### DATASET RECORDS ###

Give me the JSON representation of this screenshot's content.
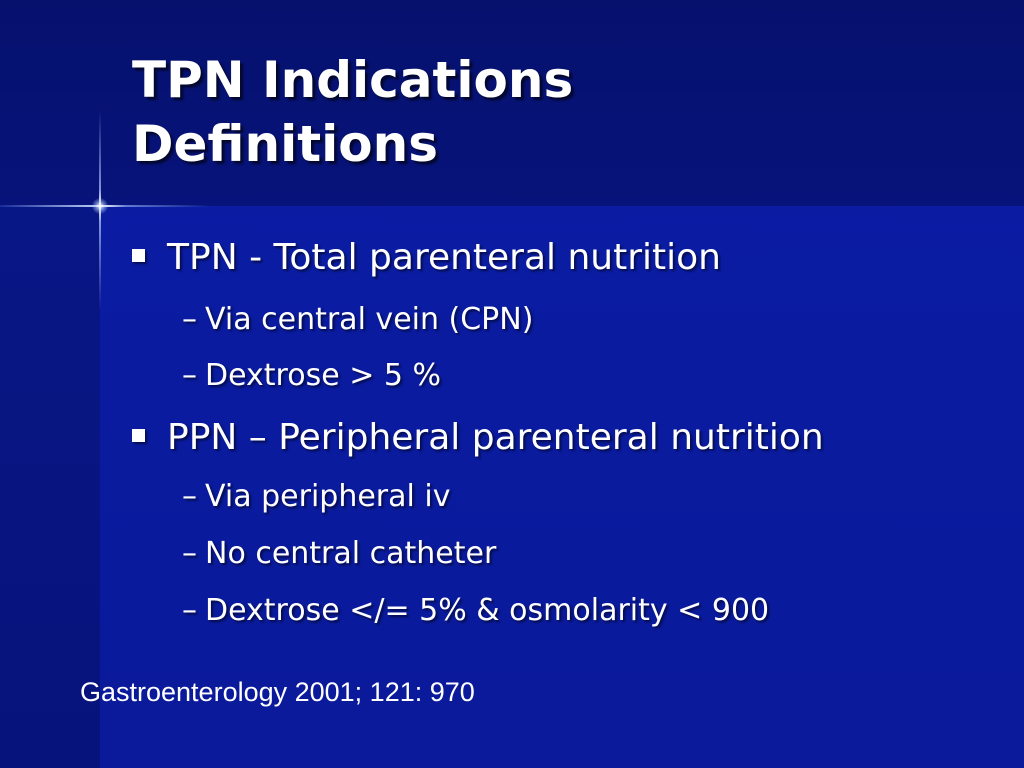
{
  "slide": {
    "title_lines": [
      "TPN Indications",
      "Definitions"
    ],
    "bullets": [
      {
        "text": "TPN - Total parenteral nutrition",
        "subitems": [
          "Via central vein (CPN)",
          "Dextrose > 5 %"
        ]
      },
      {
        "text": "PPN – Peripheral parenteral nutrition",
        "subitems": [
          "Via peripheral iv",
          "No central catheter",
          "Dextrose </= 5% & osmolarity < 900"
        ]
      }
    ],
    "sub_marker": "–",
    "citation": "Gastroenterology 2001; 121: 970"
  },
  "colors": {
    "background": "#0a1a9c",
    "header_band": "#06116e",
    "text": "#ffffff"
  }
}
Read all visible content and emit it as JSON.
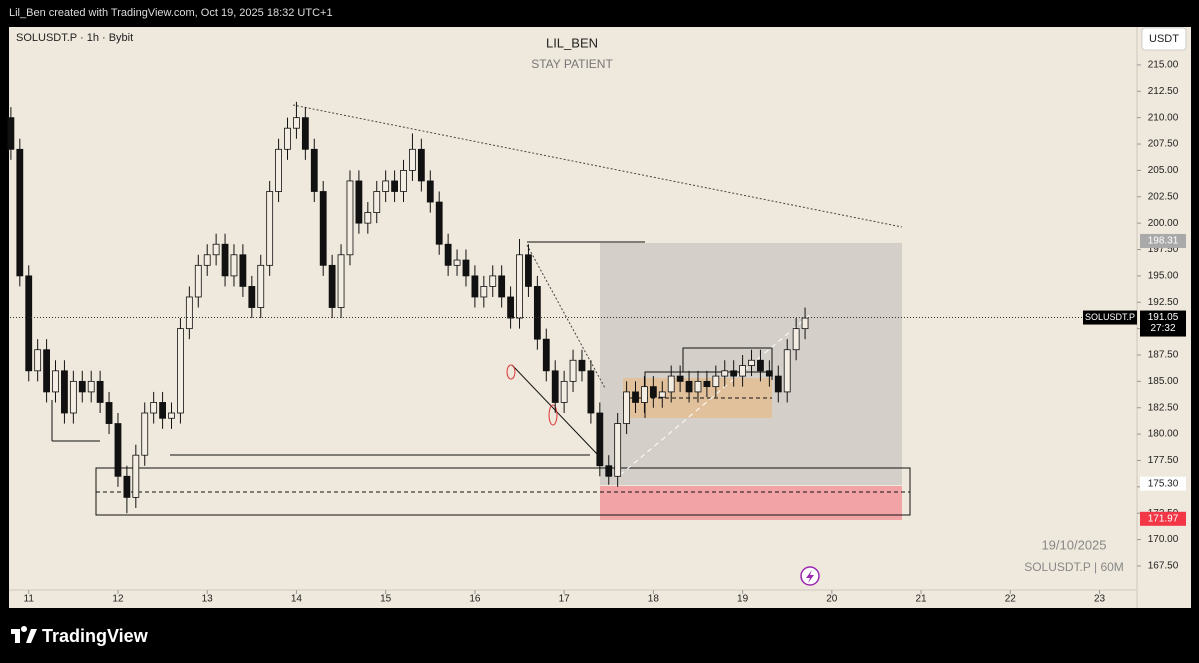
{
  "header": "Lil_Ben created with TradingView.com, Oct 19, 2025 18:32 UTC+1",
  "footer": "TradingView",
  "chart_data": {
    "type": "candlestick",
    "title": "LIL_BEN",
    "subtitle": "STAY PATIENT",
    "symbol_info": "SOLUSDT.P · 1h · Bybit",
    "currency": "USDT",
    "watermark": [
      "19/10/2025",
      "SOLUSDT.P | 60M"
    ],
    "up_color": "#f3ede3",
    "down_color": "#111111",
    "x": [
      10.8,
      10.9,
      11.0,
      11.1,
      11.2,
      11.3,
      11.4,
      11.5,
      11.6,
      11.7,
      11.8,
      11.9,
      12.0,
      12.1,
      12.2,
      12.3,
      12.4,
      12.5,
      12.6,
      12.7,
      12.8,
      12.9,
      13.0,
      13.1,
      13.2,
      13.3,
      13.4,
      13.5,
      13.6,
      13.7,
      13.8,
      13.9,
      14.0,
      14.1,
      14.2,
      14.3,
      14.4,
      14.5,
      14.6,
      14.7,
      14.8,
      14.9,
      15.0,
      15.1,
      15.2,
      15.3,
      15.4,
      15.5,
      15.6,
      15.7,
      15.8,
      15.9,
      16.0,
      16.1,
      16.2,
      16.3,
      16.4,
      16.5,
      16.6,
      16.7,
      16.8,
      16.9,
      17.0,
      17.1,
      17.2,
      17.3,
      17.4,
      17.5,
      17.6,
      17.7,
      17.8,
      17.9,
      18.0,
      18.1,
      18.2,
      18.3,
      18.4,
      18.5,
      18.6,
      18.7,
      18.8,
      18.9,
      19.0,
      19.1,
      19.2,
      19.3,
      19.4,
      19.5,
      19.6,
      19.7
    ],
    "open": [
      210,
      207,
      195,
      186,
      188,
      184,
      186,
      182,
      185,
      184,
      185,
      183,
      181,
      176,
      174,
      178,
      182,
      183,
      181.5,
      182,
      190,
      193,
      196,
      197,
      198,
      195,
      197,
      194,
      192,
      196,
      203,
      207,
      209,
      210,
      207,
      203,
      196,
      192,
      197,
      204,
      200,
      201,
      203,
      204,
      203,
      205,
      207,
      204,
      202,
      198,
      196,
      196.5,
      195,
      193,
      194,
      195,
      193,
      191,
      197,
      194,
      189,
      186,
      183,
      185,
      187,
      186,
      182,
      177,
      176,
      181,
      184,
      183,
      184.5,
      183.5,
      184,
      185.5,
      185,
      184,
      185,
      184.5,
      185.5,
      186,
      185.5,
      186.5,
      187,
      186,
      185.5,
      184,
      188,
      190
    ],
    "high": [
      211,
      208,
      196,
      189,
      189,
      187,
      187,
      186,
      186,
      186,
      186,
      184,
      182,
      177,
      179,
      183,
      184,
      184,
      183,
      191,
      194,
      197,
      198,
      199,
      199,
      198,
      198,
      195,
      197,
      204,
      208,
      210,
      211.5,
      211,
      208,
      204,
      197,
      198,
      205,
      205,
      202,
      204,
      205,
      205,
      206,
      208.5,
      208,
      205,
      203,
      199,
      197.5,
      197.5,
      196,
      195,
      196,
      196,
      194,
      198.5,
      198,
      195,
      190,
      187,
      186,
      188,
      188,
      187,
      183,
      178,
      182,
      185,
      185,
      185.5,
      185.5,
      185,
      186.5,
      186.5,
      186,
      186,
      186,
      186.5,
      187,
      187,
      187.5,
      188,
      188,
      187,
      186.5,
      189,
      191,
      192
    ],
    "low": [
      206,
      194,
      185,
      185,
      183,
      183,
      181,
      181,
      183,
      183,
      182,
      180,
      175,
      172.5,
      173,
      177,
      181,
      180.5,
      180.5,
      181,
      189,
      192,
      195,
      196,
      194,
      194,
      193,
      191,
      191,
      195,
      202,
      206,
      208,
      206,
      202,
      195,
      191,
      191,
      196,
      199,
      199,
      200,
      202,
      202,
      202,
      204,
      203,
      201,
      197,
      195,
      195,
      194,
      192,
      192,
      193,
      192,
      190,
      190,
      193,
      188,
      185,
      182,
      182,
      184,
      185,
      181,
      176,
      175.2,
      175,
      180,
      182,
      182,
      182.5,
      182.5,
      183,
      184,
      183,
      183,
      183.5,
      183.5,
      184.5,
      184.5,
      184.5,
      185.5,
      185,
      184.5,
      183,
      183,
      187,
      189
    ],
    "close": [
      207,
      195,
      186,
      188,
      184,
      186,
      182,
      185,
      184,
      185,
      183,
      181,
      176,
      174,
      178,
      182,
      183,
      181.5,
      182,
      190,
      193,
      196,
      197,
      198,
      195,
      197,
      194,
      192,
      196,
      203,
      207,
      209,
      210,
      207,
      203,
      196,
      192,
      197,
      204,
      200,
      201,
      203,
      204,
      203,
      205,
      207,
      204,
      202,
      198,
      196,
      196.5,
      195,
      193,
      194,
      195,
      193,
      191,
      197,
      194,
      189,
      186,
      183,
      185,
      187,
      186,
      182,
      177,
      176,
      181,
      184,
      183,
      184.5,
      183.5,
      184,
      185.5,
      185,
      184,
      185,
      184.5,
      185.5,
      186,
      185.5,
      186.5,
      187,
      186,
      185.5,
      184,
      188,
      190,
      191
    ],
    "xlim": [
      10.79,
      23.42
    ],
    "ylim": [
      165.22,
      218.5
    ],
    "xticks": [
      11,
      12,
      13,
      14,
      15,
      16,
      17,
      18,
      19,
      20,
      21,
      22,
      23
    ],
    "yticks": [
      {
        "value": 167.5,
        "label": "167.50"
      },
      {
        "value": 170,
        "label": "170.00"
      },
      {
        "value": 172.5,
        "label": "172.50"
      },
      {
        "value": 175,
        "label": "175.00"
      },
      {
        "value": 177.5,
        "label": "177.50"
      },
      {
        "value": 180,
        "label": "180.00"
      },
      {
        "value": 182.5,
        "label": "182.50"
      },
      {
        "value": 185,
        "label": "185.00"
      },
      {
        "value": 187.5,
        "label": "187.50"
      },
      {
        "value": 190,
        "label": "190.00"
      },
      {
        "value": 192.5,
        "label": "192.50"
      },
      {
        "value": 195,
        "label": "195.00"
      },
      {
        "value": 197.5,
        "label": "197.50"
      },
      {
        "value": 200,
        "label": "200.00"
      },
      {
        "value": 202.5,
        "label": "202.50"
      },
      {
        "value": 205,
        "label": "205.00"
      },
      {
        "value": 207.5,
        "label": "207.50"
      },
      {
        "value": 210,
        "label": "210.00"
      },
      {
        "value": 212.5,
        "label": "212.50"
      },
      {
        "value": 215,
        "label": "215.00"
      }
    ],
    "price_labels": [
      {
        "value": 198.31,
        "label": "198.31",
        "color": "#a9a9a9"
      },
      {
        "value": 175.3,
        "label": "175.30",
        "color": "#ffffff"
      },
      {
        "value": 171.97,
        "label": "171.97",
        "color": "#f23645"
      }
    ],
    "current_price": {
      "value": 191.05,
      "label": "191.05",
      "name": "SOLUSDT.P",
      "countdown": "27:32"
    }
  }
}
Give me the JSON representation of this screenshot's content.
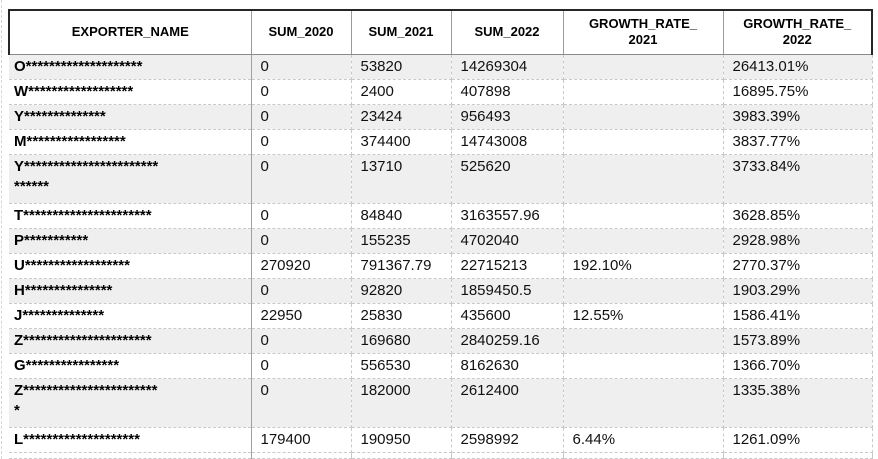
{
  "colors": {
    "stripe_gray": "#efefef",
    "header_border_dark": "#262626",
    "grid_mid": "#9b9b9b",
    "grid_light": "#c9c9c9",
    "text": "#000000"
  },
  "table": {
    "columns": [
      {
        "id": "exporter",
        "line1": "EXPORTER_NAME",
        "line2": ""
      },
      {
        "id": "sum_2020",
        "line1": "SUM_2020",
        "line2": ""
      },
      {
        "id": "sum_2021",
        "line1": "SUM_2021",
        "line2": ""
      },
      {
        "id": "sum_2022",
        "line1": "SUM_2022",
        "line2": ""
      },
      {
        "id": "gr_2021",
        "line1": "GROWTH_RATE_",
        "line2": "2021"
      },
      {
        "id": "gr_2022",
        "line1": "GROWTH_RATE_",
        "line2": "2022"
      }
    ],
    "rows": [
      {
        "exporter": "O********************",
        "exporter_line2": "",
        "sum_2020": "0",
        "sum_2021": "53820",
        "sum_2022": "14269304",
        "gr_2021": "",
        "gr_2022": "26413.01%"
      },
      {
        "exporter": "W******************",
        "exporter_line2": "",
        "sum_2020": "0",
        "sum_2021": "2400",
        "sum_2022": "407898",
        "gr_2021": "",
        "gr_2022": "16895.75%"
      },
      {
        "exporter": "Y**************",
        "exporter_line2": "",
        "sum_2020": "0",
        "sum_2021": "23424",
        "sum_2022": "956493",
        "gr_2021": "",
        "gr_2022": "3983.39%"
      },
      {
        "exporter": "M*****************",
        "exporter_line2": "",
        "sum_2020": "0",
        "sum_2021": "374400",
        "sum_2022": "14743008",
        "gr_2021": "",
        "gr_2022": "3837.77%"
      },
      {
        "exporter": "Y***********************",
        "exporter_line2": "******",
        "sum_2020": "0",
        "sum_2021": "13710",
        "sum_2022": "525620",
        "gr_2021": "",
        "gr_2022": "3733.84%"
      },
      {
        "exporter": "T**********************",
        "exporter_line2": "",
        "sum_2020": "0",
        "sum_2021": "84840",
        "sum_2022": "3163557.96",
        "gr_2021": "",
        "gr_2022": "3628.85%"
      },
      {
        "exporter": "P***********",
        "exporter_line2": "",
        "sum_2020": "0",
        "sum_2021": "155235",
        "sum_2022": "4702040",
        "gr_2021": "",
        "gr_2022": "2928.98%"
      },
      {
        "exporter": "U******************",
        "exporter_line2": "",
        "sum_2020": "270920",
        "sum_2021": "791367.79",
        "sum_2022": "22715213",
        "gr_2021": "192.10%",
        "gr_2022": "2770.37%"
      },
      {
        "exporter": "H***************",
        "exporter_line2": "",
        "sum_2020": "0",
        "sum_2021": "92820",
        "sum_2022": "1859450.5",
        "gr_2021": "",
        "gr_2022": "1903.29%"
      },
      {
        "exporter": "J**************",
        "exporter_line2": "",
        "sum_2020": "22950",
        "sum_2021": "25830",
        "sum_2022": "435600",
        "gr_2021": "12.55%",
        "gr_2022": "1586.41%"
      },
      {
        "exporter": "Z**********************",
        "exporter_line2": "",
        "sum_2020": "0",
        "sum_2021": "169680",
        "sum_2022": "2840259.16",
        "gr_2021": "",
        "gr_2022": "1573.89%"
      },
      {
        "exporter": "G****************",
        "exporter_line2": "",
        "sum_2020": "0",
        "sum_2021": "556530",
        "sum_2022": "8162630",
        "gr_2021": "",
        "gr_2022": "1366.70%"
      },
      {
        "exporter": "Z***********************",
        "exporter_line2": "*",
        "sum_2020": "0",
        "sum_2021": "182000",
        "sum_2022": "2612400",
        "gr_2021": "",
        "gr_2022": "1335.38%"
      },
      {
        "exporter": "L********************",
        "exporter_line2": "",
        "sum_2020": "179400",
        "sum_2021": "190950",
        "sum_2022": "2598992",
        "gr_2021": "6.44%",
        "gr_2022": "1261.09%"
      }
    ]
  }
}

###

Pull out every line of the entries that includes the word "central".

> **ANSWER TO THIS PROBLEM**
          "Via central vein (CPN)",
          "No central catheter",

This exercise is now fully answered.